-- Written request --
Only the number is wanted: count the lines in the data with "survival" in them.

-- Records for the exercise --

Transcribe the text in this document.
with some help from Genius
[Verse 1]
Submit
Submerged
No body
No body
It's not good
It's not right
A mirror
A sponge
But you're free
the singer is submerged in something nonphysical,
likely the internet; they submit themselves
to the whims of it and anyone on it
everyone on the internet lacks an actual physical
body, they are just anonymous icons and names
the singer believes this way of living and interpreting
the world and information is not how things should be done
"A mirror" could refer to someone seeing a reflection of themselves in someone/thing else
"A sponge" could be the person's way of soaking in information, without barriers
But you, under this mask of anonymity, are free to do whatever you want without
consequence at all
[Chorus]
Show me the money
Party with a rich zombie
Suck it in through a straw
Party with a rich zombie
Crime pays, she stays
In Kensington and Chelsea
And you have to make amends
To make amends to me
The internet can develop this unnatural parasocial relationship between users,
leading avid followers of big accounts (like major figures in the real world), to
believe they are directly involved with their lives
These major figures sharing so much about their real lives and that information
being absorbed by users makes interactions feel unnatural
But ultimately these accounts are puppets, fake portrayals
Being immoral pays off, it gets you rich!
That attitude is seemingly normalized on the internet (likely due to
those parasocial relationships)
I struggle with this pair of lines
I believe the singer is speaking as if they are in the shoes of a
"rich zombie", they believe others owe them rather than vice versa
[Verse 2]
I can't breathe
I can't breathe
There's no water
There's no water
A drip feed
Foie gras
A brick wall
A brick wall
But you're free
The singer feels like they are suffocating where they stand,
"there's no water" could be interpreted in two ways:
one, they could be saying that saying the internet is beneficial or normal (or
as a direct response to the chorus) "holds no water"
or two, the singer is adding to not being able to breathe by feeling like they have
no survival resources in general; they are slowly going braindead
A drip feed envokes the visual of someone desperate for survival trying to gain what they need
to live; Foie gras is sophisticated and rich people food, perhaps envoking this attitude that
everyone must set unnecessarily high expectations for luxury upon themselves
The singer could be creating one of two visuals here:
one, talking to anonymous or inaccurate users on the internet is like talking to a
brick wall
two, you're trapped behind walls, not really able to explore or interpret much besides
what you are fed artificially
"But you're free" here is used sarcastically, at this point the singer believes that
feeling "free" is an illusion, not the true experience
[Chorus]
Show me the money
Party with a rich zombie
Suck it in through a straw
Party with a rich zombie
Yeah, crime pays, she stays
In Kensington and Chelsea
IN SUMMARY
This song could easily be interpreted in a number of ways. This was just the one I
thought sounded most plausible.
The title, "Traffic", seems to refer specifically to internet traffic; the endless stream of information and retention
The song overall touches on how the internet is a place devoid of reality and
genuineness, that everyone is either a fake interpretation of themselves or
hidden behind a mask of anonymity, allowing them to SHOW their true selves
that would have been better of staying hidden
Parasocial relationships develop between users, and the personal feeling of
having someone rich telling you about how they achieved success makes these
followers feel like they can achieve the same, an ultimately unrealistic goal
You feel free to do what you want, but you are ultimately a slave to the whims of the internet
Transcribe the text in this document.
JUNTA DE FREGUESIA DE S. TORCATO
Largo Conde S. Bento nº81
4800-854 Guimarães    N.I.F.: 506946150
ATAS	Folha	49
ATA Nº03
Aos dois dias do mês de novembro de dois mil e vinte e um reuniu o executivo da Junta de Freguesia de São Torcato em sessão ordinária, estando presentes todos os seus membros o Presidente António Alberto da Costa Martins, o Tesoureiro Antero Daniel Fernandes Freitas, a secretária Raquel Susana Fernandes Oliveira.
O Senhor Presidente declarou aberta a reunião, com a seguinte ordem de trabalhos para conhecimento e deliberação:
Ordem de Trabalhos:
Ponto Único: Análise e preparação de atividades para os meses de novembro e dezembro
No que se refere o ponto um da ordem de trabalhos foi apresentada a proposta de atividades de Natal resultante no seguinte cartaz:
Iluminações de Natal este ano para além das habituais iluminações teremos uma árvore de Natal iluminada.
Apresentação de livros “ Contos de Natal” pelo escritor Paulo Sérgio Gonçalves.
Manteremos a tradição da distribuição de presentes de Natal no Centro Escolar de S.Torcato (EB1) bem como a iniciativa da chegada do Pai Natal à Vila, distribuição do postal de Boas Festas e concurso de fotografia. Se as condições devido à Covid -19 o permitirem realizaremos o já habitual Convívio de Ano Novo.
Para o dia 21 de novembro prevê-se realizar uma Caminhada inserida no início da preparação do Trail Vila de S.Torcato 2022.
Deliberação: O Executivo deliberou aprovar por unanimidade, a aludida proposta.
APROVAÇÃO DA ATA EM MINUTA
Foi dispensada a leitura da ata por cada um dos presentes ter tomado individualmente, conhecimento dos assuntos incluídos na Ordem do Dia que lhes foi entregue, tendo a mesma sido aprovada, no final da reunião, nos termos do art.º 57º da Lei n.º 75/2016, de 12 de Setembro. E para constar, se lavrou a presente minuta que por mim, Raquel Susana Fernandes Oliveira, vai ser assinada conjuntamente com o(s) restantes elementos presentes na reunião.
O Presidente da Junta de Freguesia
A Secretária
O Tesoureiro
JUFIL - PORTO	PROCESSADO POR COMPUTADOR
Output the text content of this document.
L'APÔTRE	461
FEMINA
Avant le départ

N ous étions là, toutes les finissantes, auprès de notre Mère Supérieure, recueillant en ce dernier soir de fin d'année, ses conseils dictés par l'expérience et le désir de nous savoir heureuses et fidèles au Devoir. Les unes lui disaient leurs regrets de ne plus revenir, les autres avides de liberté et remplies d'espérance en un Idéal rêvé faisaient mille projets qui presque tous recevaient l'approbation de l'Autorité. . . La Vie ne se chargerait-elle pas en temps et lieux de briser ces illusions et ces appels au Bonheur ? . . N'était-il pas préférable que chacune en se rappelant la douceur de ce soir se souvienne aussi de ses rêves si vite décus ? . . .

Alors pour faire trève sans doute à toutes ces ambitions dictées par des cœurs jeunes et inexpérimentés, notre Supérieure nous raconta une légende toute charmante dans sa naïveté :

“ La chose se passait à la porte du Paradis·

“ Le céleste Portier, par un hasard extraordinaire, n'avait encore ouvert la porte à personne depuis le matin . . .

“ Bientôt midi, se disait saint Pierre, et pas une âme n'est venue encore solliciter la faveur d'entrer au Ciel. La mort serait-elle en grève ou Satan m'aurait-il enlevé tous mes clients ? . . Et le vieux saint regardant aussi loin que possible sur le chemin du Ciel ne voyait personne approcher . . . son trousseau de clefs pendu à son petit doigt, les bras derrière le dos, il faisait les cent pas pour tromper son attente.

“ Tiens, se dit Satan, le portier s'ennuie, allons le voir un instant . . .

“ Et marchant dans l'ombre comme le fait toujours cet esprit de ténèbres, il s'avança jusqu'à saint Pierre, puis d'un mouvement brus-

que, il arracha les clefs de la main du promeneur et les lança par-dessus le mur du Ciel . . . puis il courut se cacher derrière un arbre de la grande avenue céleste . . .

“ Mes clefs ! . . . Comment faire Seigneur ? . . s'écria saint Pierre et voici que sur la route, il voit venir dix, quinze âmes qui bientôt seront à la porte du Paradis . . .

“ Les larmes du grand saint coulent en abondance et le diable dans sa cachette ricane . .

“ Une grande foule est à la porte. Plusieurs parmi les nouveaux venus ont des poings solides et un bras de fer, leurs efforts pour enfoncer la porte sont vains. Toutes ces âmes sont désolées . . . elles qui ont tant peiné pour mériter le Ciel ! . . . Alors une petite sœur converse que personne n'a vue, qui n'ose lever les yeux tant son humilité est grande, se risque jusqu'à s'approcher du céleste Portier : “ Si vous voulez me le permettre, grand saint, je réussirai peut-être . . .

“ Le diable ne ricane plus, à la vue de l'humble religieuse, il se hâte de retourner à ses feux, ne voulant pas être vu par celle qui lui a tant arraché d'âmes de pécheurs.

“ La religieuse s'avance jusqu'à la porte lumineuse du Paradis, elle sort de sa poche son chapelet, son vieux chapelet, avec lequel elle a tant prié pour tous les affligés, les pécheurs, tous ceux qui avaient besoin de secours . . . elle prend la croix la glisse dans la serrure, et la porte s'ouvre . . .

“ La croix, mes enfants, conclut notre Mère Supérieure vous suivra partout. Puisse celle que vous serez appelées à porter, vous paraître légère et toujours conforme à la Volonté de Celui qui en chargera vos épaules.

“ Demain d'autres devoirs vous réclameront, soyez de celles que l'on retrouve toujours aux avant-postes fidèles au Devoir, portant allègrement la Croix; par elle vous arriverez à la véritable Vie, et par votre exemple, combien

-- Output below --
2